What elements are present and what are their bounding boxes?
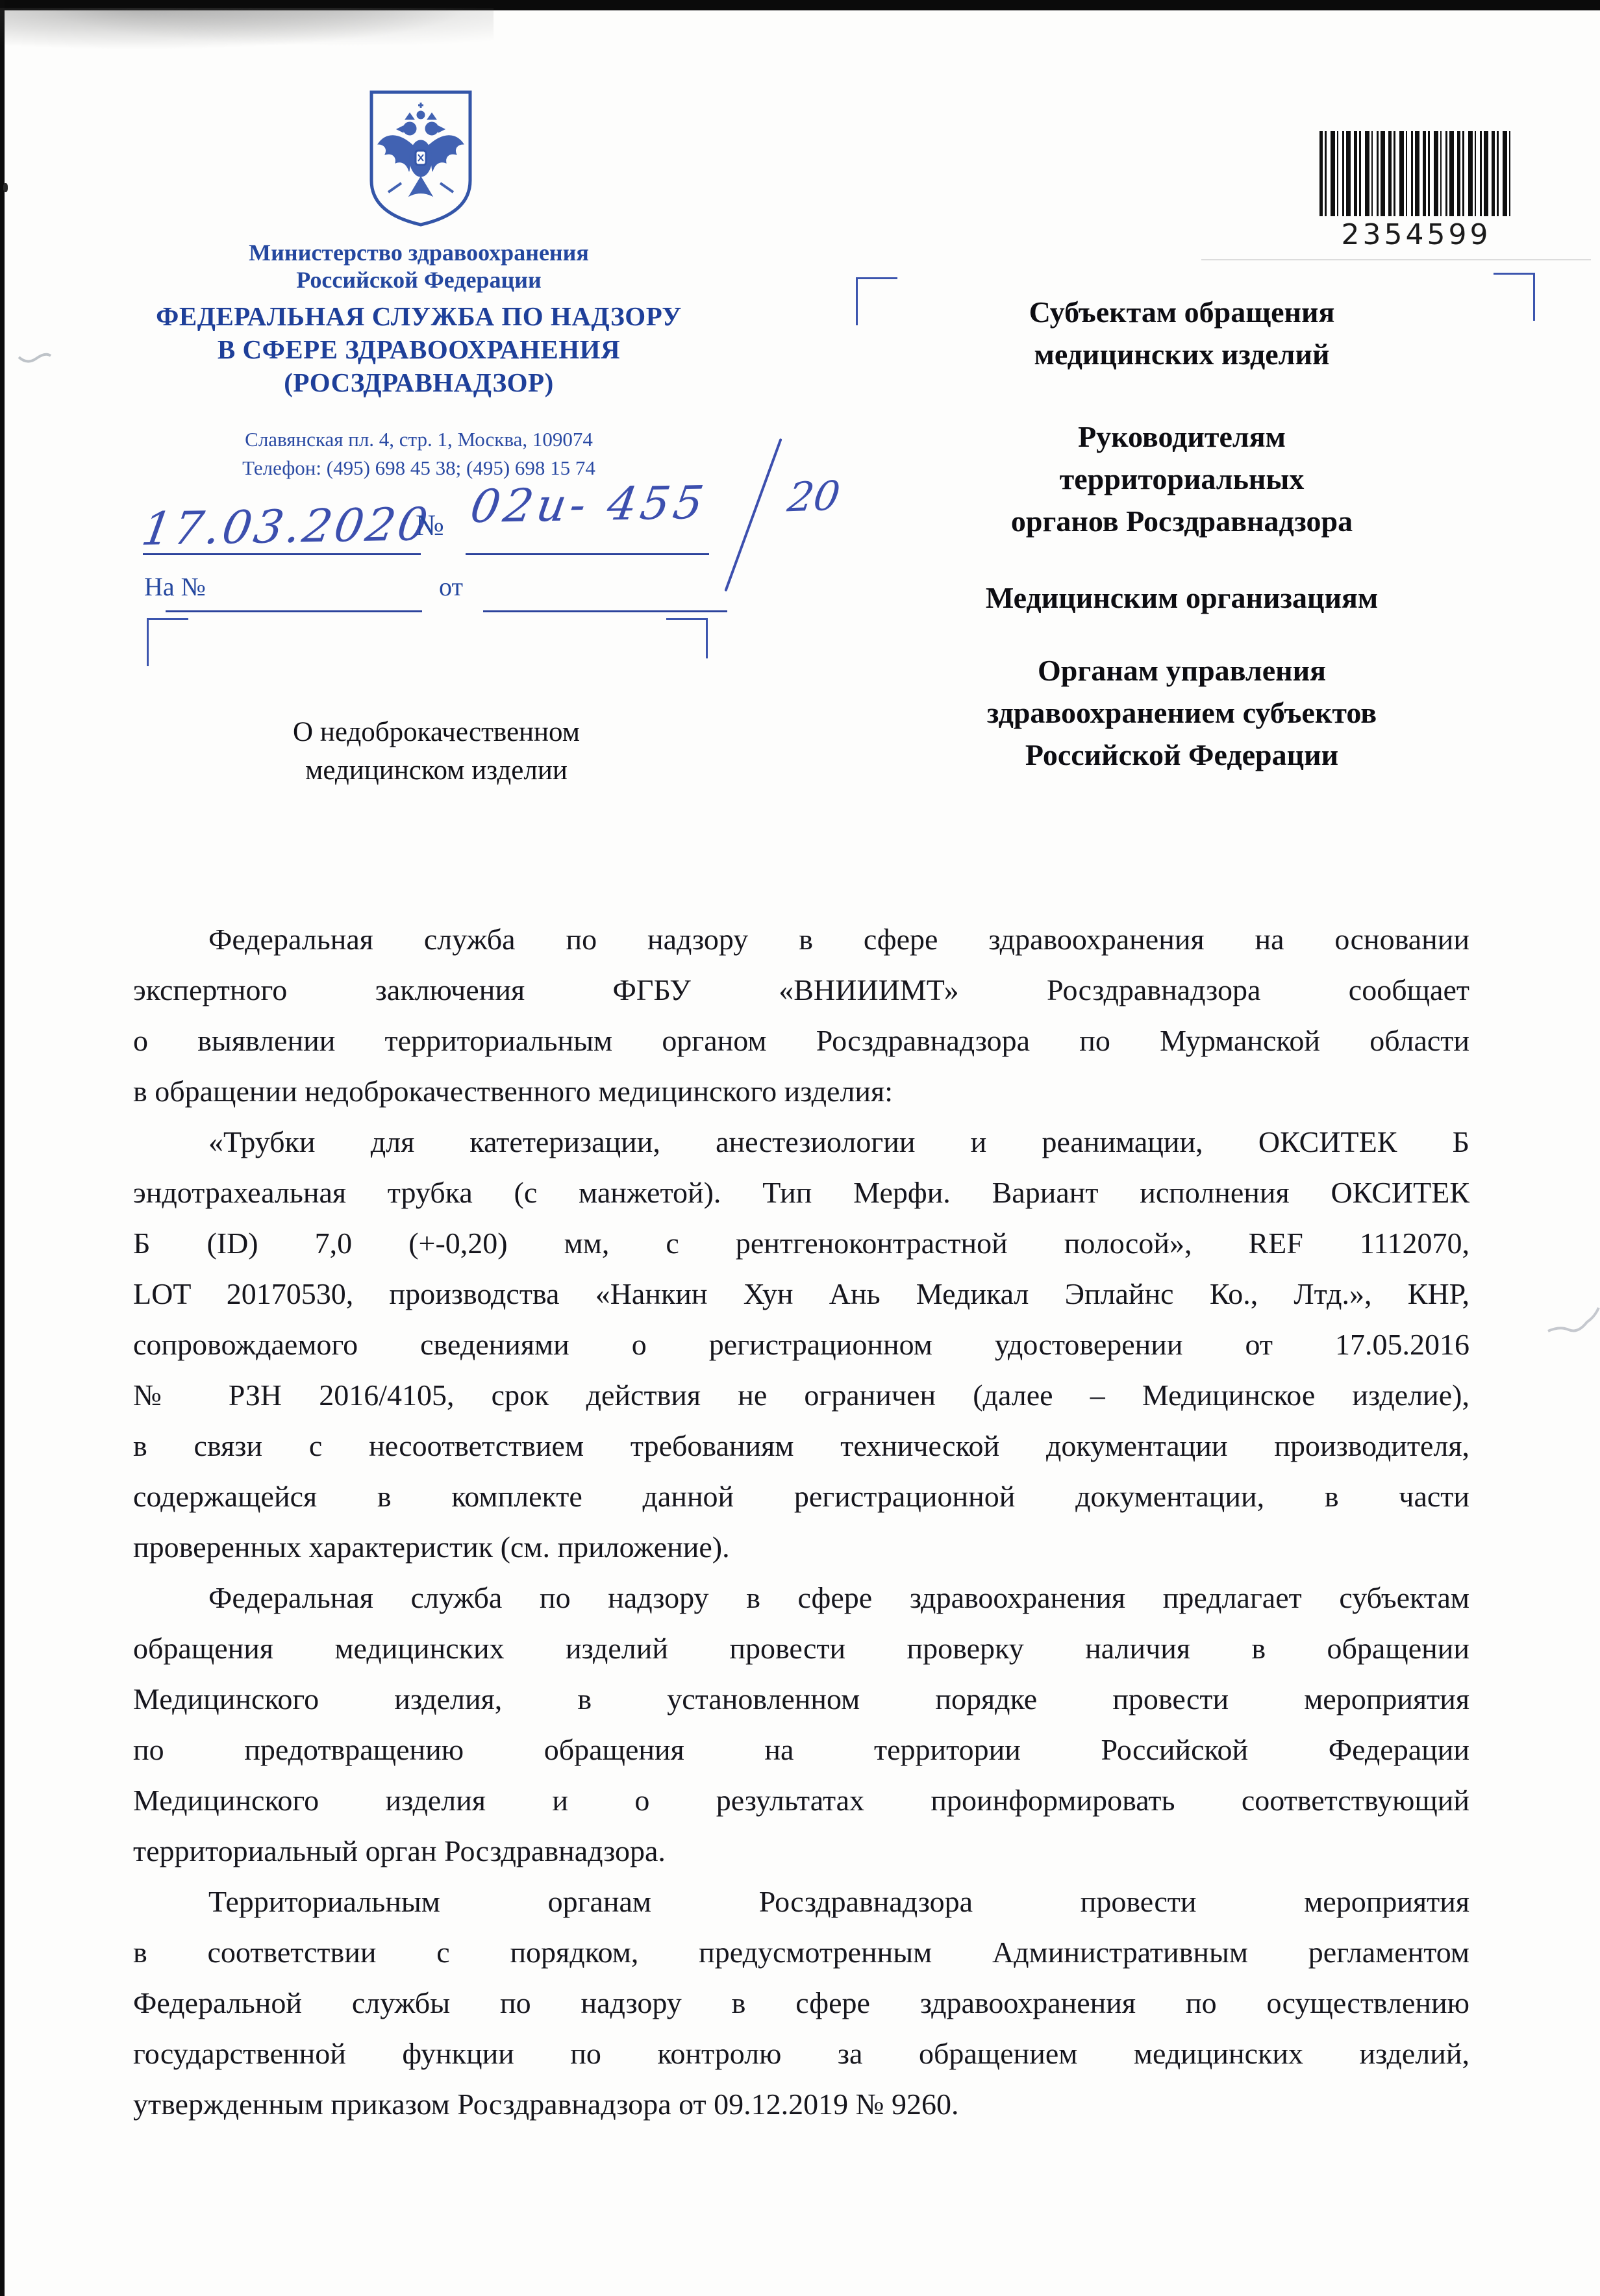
recipient-group-territorial-heads: Руководителям территориальных органов Ро… bbox=[870, 416, 1494, 542]
recipient-line: Руководителям bbox=[870, 416, 1494, 458]
recipient-line: Субъектам обращения bbox=[870, 291, 1494, 333]
body-line: эндотрахеальная трубка (с манжетой). Тип… bbox=[133, 1167, 1469, 1218]
letterhead: Министерство здравоохранения Российской … bbox=[117, 78, 721, 482]
recipient-line: территориальных bbox=[870, 458, 1494, 500]
recipient-line: органов Росздравнадзора bbox=[870, 500, 1494, 542]
ministry-name-line2: Российской Федерации bbox=[117, 266, 721, 293]
scan-smudge bbox=[0, 8, 494, 53]
reply-number-blank-line bbox=[166, 610, 422, 612]
subject-line1: О недоброкачественном bbox=[177, 713, 696, 751]
service-name-line1: ФЕДЕРАЛЬНАЯ СЛУЖБА ПО НАДЗОРУ bbox=[117, 300, 721, 333]
body-line: сопровождаемого сведениями о регистрацио… bbox=[133, 1319, 1469, 1370]
recipient-group-subjects: Субъектам обращения медицинских изделий bbox=[870, 291, 1494, 375]
body-line: в соответствии с порядком, предусмотренн… bbox=[133, 1927, 1469, 1978]
body-line: экспертного заключения ФГБУ «ВНИИИМТ» Ро… bbox=[133, 965, 1469, 1016]
service-name-line2: В СФЕРЕ ЗДРАВООХРАНЕНИЯ bbox=[117, 333, 721, 366]
service-name-line3: (РОСЗДРАВНАДЗОР) bbox=[117, 366, 721, 399]
recipient-line: Органам управления bbox=[870, 649, 1494, 692]
body-line: Б (ID) 7,0 (+-0,20) мм, с рентгеноконтра… bbox=[133, 1218, 1469, 1269]
body-line: Федеральная служба по надзору в сфере зд… bbox=[133, 1573, 1469, 1623]
corner-mark bbox=[1494, 273, 1535, 275]
recipient-group-medical-orgs: Медицинским организациям bbox=[870, 577, 1494, 619]
recipient-line: Российской Федерации bbox=[870, 734, 1494, 776]
recipient-group-health-authorities: Органам управления здравоохранением субъ… bbox=[870, 649, 1494, 776]
postal-address: Славянская пл. 4, стр. 1, Москва, 109074 bbox=[117, 425, 721, 454]
corner-mark bbox=[666, 618, 708, 620]
body-line: содержащейся в комплекте данной регистра… bbox=[133, 1471, 1469, 1522]
barcode-number: 2354599 bbox=[1319, 218, 1513, 251]
scan-speck bbox=[3, 183, 8, 192]
handwritten-doc-number: 02и- 455 bbox=[467, 476, 711, 533]
body-line: территориальный орган Росздравнадзора. bbox=[133, 1826, 1469, 1877]
body-line: «Трубки для катетеризации, анестезиологи… bbox=[133, 1117, 1469, 1167]
corner-mark bbox=[1533, 273, 1535, 321]
subject-line2: медицинском изделии bbox=[177, 751, 696, 790]
body-line: Федеральной службы по надзору в сфере зд… bbox=[133, 1978, 1469, 2028]
body-line: государственной функции по контролю за о… bbox=[133, 2028, 1469, 2079]
scan-artifact-line bbox=[1201, 259, 1591, 260]
body-line: по предотвращению обращения на территори… bbox=[133, 1725, 1469, 1775]
body-line: Медицинского изделия, в установленном по… bbox=[133, 1674, 1469, 1725]
corner-mark bbox=[147, 618, 188, 620]
recipient-line: медицинских изделий bbox=[870, 333, 1494, 375]
corner-mark bbox=[856, 277, 897, 279]
handwritten-date: 17.03.2020 bbox=[138, 497, 434, 556]
corner-mark bbox=[856, 277, 858, 325]
letter-body: Федеральная служба по надзору в сфере зд… bbox=[133, 914, 1469, 2130]
body-line: обращения медицинских изделий провести п… bbox=[133, 1623, 1469, 1674]
body-line: о выявлении территориальным органом Росз… bbox=[133, 1016, 1469, 1066]
number-underline bbox=[466, 553, 709, 555]
barcode bbox=[1319, 131, 1513, 216]
subject-line: О недоброкачественном медицинском издели… bbox=[177, 713, 696, 790]
recipient-line: здравоохранением субъектов bbox=[870, 692, 1494, 734]
body-line: в связи с несоответствием требованиям те… bbox=[133, 1421, 1469, 1471]
body-line: Территориальным органам Росздравнадзора … bbox=[133, 1877, 1469, 1927]
number-sign: № bbox=[416, 508, 444, 542]
body-line: Федеральная служба по надзору в сфере зд… bbox=[133, 914, 1469, 965]
fold-mark bbox=[17, 351, 52, 368]
body-line: проверенных характеристик (см. приложени… bbox=[133, 1522, 1469, 1573]
scan-edge-left bbox=[0, 0, 5, 2296]
recipient-line: Медицинским организациям bbox=[870, 577, 1494, 619]
date-underline bbox=[143, 553, 421, 555]
handwritten-doc-number-suffix: 20 bbox=[785, 472, 844, 521]
corner-mark bbox=[147, 618, 149, 666]
reply-to-number-label: На № bbox=[144, 571, 206, 602]
body-line: LOT 20170530, производства «Нанкин Хун А… bbox=[133, 1269, 1469, 1319]
scanned-letter-page: { "letterhead": { "emblem": "russian-coa… bbox=[0, 0, 1600, 2296]
corner-mark bbox=[706, 618, 708, 658]
reply-date-blank-line bbox=[483, 610, 727, 612]
body-line: утвержденным приказом Росздравнадзора от… bbox=[133, 2079, 1469, 2130]
pen-squiggle bbox=[1547, 1304, 1600, 1345]
body-line: Медицинского изделия и о результатах про… bbox=[133, 1775, 1469, 1826]
ministry-name-line1: Министерство здравоохранения bbox=[117, 239, 721, 266]
handwritten-slash bbox=[724, 438, 782, 592]
body-line: в обращении недоброкачественного медицин… bbox=[133, 1066, 1469, 1117]
body-line: № РЗН 2016/4105, срок действия не ограни… bbox=[133, 1370, 1469, 1421]
reply-from-label: от bbox=[439, 571, 463, 602]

--------------------------------------------------

What to work on:
Please arrange the entries above as a numbered list, one line per item, without any blank lines. Leave the picture out.

Correct result:
1. What elements are present and what are their bounding boxes?
2. recipient-group-territorial-heads: Руководителям территориальных органов Ро… bbox=[870, 416, 1494, 542]
3. recipient-line: Руководителям bbox=[870, 416, 1494, 458]
4. recipient-line: Субъектам обращения bbox=[870, 291, 1494, 333]
5. body-line: эндотрахеальная трубка (с манжетой). Тип… bbox=[133, 1167, 1469, 1218]
6. letterhead: Министерство здравоохранения Российской … bbox=[117, 78, 721, 482]
7. recipient-line: территориальных bbox=[870, 458, 1494, 500]
8. recipient-line: органов Росздравнадзора bbox=[870, 500, 1494, 542]
9. ministry-name-line2: Российской Федерации bbox=[117, 266, 721, 293]
10. scan-smudge bbox=[0, 8, 494, 53]
11. reply-number-blank-line bbox=[166, 610, 422, 612]
12. subject-line1: О недоброкачественном bbox=[177, 713, 696, 751]
13. service-name-line1: ФЕДЕРАЛЬНАЯ СЛУЖБА ПО НАДЗОРУ bbox=[117, 300, 721, 333]
14. body-line: сопровождаемого сведениями о регистрацио… bbox=[133, 1319, 1469, 1370]
15. recipient-group-subjects: Субъектам обращения медицинских изделий bbox=[870, 291, 1494, 375]
16. body-line: в соответствии с порядком, предусмотренн… bbox=[133, 1927, 1469, 1978]
17. body-line: экспертного заключения ФГБУ «ВНИИИМТ» Ро… bbox=[133, 965, 1469, 1016]
18. service-name-line2: В СФЕРЕ ЗДРАВООХРАНЕНИЯ bbox=[117, 333, 721, 366]
19. service-name-line3: (РОСЗДРАВНАДЗОР) bbox=[117, 366, 721, 399]
20. recipient-line: Органам управления bbox=[870, 649, 1494, 692]
21. body-line: Б (ID) 7,0 (+-0,20) мм, с рентгеноконтра… bbox=[133, 1218, 1469, 1269]
22. body-line: Федеральная служба по надзору в сфере зд… bbox=[133, 1573, 1469, 1623]
23. corner-mark bbox=[1494, 273, 1535, 275]
24. recipient-group-medical-orgs: Медицинским организациям bbox=[870, 577, 1494, 619]
25. recipient-line: Российской Федерации bbox=[870, 734, 1494, 776]
26. recipient-group-health-authorities: Органам управления здравоохранением субъ… bbox=[870, 649, 1494, 776]
27. postal-address: Славянская пл. 4, стр. 1, Москва, 109074 bbox=[117, 425, 721, 454]
28. corner-mark bbox=[666, 618, 708, 620]
29. body-line: содержащейся в комплекте данной регистра… bbox=[133, 1471, 1469, 1522]
30. barcode-number: 2354599 bbox=[1319, 218, 1513, 251]
31. scan-speck bbox=[3, 183, 8, 192]
32. handwritten-doc-number: 02и- 455 bbox=[467, 476, 711, 533]
33. body-line: территориальный орган Росздравнадзора. bbox=[133, 1826, 1469, 1877]
34. body-line: «Трубки для катетеризации, анестезиологи… bbox=[133, 1117, 1469, 1167]
35. corner-mark bbox=[1533, 273, 1535, 321]
36. subject-line2: медицинском изделии bbox=[177, 751, 696, 790]
37. body-line: Федеральной службы по надзору в сфере зд… bbox=[133, 1978, 1469, 2028]
38. body-line: государственной функции по контролю за о… bbox=[133, 2028, 1469, 2079]
39. scan-artifact-line bbox=[1201, 259, 1591, 260]
40. body-line: по предотвращению обращения на территори… bbox=[133, 1725, 1469, 1775]
41. body-line: Медицинского изделия, в установленном по… bbox=[133, 1674, 1469, 1725]
42. corner-mark bbox=[147, 618, 188, 620]
43. recipient-line: медицинских изделий bbox=[870, 333, 1494, 375]
44. corner-mark bbox=[856, 277, 897, 279]
45. handwritten-date: 17.03.2020 bbox=[138, 497, 434, 556]
46. corner-mark bbox=[856, 277, 858, 325]
47. letter-body: Федеральная служба по надзору в сфере зд… bbox=[133, 914, 1469, 2130]
48. body-line: обращения медицинских изделий провести п… bbox=[133, 1623, 1469, 1674]
49. body-line: о выявлении территориальным органом Росз… bbox=[133, 1016, 1469, 1066]
50. number-underline bbox=[466, 553, 709, 555]
51. barcode bbox=[1319, 131, 1513, 216]
52. subject-line: О недоброкачественном медицинском издели… bbox=[177, 713, 696, 790]
53. recipient-line: здравоохранением субъектов bbox=[870, 692, 1494, 734]
54. body-line: в связи с несоответствием требованиям те… bbox=[133, 1421, 1469, 1471]
55. body-line: Территориальным органам Росздравнадзора … bbox=[133, 1877, 1469, 1927]
56. number-sign: № bbox=[416, 508, 444, 542]
57. body-line: Федеральная служба по надзору в сфере зд… bbox=[133, 914, 1469, 965]
58. fold-mark bbox=[17, 351, 52, 368]
59. body-line: проверенных характеристик (см. приложени… bbox=[133, 1522, 1469, 1573]
60. scan-edge-left bbox=[0, 0, 5, 2296]
61. recipient-line: Медицинским организациям bbox=[870, 577, 1494, 619]
62. date-underline bbox=[143, 553, 421, 555]
63. handwritten-doc-number-suffix: 20 bbox=[785, 472, 844, 521]
64. corner-mark bbox=[147, 618, 149, 666]
65. reply-to-number-label: На № bbox=[144, 571, 206, 602]
66. body-line: LOT 20170530, производства «Нанкин Хун А… bbox=[133, 1269, 1469, 1319]
67. scanned-letter-page: { "letterhead": { "emblem": "russian-coa… bbox=[0, 0, 1600, 2296]
68. corner-mark bbox=[706, 618, 708, 658]
69. reply-date-blank-line bbox=[483, 610, 727, 612]
70. body-line: утвержденным приказом Росздравнадзора от… bbox=[133, 2079, 1469, 2130]
71. pen-squiggle bbox=[1547, 1304, 1600, 1345]
72. body-line: Медицинского изделия и о результатах про… bbox=[133, 1775, 1469, 1826]
73. ministry-name-line1: Министерство здравоохранения bbox=[117, 239, 721, 266]
74. handwritten-slash bbox=[724, 438, 782, 592]
75. body-line: в обращении недоброкачественного медицин… bbox=[133, 1066, 1469, 1117]
76. body-line: № РЗН 2016/4105, срок действия не ограни… bbox=[133, 1370, 1469, 1421]
77. reply-from-label: от bbox=[439, 571, 463, 602]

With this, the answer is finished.